WRITTEN EXERCISE. Provide only the number of lines in the data below that contain the string "ylabel".

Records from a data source
——————————
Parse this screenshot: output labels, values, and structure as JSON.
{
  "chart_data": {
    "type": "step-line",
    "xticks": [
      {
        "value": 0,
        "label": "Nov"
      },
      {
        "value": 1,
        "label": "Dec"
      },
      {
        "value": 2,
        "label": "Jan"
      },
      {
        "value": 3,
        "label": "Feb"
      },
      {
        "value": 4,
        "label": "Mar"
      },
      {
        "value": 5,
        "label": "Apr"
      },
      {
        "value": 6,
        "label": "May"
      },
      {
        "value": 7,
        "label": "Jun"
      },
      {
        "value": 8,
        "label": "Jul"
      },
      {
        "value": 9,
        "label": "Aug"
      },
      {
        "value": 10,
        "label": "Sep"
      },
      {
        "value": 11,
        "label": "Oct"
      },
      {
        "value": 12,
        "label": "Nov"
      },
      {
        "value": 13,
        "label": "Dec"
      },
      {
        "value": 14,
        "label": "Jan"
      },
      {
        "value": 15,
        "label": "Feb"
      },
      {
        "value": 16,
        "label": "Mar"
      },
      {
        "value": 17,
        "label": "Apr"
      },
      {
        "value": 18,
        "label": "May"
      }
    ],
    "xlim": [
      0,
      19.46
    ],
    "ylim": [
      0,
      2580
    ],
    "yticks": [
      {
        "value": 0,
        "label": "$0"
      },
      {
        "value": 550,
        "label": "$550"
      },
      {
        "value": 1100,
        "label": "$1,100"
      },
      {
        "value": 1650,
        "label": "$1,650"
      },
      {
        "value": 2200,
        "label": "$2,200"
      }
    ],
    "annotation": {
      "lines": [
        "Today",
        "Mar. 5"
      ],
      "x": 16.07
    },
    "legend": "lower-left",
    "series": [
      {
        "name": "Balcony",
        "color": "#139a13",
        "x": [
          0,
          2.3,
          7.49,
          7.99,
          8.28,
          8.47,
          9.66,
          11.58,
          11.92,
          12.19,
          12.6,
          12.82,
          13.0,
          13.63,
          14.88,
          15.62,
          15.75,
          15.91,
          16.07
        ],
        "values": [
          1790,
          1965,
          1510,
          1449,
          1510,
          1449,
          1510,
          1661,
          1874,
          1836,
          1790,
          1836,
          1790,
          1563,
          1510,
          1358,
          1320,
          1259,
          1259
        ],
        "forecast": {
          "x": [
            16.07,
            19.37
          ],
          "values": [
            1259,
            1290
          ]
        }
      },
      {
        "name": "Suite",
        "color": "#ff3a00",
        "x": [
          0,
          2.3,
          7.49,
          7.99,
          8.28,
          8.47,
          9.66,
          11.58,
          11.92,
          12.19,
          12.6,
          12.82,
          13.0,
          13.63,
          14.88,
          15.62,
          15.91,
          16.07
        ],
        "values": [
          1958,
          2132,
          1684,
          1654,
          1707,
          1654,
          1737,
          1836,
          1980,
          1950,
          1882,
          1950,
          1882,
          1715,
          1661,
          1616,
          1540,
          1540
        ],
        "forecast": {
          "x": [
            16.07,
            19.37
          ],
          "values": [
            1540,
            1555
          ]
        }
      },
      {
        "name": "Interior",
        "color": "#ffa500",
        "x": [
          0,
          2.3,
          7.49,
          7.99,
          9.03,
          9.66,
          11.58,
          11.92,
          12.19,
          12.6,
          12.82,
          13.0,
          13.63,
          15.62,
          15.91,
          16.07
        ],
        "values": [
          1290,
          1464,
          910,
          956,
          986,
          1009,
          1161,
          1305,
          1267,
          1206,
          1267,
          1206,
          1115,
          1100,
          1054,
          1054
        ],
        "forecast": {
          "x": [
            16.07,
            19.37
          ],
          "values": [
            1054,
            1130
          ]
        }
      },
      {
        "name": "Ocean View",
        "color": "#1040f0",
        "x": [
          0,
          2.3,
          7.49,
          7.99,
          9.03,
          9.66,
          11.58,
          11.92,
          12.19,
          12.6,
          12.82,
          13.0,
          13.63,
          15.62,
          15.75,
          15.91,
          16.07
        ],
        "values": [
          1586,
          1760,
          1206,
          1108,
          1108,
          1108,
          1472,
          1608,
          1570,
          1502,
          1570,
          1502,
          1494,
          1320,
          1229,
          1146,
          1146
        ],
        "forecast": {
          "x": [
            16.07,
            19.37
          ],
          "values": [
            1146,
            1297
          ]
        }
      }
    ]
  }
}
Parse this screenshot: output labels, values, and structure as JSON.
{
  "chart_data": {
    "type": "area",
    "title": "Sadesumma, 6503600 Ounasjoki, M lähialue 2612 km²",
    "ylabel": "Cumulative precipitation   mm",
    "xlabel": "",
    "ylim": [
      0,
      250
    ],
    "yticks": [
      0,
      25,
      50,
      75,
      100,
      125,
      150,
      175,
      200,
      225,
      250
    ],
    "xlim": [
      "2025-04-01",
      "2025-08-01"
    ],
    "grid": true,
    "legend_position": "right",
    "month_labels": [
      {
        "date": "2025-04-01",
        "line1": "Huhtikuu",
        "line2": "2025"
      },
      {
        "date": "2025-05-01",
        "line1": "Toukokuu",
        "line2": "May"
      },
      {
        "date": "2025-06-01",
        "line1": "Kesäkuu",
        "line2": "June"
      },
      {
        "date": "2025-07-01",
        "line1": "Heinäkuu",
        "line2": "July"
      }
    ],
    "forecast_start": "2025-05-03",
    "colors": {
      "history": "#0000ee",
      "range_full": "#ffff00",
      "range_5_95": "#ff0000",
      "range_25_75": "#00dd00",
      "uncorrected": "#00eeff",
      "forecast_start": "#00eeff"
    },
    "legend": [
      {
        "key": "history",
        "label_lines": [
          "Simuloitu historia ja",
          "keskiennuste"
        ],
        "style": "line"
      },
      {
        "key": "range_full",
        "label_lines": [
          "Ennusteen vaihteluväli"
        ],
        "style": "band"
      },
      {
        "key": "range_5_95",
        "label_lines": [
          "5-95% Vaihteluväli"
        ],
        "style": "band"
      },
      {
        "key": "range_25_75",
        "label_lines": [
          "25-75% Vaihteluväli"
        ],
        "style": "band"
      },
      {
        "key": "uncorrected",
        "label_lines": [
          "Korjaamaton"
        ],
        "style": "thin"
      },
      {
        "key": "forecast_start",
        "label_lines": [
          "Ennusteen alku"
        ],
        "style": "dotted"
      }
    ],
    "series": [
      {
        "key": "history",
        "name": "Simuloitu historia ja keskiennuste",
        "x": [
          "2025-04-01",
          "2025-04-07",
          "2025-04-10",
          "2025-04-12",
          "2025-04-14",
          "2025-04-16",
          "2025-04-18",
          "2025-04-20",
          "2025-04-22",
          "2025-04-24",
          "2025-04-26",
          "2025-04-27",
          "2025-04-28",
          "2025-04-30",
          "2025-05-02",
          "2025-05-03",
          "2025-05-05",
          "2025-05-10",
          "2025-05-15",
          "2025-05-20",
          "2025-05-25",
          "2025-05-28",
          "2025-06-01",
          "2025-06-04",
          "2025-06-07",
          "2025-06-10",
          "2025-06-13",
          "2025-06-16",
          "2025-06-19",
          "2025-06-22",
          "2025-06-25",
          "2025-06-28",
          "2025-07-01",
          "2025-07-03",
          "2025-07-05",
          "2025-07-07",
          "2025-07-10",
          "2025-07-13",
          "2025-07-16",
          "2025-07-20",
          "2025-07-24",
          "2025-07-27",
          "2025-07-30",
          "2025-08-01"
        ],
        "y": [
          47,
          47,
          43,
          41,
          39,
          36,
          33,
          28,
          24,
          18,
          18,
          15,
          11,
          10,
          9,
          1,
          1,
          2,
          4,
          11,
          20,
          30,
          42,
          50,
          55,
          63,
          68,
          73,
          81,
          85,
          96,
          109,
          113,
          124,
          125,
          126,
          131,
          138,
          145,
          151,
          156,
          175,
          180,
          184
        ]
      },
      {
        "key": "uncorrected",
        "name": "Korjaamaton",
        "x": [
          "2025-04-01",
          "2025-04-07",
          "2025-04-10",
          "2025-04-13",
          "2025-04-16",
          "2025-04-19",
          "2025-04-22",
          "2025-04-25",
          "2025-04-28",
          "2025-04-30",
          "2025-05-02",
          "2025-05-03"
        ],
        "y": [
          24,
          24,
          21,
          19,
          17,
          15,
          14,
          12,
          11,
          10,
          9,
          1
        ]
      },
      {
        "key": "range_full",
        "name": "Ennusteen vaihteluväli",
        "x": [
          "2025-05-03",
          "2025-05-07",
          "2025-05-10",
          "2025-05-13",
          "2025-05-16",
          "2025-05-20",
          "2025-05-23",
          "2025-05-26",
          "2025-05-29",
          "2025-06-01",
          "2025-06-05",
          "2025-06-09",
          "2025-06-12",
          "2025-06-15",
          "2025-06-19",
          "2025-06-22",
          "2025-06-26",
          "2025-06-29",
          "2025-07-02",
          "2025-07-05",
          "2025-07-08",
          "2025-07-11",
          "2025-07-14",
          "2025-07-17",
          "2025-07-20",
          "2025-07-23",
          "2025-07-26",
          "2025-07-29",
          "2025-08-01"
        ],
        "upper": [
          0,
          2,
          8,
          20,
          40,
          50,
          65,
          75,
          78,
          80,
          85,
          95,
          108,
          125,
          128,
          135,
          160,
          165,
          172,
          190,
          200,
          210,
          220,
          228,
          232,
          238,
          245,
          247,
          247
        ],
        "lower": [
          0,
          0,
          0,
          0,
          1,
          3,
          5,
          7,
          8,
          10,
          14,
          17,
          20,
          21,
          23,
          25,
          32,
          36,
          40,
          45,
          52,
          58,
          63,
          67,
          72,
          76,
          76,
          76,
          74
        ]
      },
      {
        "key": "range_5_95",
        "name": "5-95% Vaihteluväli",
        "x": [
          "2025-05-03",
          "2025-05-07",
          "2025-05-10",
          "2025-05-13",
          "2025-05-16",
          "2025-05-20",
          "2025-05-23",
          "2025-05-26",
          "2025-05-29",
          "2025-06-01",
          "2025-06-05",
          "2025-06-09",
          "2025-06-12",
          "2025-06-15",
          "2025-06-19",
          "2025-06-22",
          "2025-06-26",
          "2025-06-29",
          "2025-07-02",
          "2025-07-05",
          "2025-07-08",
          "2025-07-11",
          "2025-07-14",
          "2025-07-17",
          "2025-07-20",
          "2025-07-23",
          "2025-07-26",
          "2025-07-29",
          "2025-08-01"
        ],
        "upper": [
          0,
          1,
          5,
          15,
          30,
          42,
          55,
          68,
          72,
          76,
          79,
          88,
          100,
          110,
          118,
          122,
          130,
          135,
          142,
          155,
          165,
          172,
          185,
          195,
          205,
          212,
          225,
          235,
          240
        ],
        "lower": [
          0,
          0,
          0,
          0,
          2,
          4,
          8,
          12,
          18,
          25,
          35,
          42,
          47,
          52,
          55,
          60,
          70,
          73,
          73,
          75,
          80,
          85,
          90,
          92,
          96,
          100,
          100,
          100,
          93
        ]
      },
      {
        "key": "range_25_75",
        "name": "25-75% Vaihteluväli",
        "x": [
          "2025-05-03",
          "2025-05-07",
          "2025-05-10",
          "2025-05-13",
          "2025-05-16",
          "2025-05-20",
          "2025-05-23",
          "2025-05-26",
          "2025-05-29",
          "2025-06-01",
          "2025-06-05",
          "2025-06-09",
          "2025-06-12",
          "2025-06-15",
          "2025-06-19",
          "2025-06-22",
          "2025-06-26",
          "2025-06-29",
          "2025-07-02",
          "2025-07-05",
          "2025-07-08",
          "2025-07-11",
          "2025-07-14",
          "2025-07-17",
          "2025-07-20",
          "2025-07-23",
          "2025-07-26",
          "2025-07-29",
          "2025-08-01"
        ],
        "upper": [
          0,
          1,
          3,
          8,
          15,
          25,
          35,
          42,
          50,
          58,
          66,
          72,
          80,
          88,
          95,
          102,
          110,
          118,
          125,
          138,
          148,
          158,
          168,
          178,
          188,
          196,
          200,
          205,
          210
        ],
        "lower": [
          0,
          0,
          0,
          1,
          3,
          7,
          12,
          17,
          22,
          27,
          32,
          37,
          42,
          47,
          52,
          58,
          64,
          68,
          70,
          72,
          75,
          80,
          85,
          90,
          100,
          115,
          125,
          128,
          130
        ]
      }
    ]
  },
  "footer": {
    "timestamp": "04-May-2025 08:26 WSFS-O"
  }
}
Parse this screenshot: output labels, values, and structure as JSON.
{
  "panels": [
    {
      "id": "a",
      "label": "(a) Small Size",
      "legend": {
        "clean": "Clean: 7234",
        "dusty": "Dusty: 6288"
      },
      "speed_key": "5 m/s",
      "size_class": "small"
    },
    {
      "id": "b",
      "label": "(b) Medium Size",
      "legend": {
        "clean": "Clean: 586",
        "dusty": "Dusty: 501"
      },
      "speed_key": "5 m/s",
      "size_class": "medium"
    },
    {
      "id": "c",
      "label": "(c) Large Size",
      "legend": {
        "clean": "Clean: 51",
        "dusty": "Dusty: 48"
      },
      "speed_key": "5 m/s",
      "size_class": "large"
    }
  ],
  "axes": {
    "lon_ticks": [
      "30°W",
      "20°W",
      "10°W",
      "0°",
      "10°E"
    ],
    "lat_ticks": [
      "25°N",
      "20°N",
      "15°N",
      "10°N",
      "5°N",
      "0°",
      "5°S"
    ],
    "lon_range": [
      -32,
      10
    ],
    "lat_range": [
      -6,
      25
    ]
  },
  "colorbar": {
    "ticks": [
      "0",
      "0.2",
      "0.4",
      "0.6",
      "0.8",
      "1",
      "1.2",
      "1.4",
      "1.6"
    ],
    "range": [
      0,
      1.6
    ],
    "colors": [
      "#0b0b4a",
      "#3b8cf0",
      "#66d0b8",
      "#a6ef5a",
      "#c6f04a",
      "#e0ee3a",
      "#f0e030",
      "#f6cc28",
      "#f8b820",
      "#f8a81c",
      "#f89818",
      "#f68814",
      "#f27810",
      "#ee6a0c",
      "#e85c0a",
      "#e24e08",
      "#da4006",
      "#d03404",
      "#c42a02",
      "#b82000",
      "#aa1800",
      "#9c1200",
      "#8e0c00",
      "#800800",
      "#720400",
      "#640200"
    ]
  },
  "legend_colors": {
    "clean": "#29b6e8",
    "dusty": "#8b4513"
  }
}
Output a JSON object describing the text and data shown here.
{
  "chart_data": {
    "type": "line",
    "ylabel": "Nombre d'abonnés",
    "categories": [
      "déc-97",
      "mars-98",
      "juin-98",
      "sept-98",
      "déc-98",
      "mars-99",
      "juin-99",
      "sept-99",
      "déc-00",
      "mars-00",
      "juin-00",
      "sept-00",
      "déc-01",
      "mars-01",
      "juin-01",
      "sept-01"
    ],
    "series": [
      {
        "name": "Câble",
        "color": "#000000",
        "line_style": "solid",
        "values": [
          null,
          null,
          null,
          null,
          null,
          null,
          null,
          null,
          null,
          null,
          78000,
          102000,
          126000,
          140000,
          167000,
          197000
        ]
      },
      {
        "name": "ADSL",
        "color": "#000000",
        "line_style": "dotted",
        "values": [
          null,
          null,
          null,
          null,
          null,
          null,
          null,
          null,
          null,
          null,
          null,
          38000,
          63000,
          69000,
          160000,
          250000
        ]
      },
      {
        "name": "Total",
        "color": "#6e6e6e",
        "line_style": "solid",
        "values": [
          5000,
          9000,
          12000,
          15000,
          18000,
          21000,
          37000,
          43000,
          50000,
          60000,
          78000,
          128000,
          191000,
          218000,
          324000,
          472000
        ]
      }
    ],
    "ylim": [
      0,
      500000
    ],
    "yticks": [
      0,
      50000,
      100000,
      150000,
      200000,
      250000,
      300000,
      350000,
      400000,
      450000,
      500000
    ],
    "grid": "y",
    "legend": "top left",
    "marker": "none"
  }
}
——————————
SOLVED PROBLEM. 2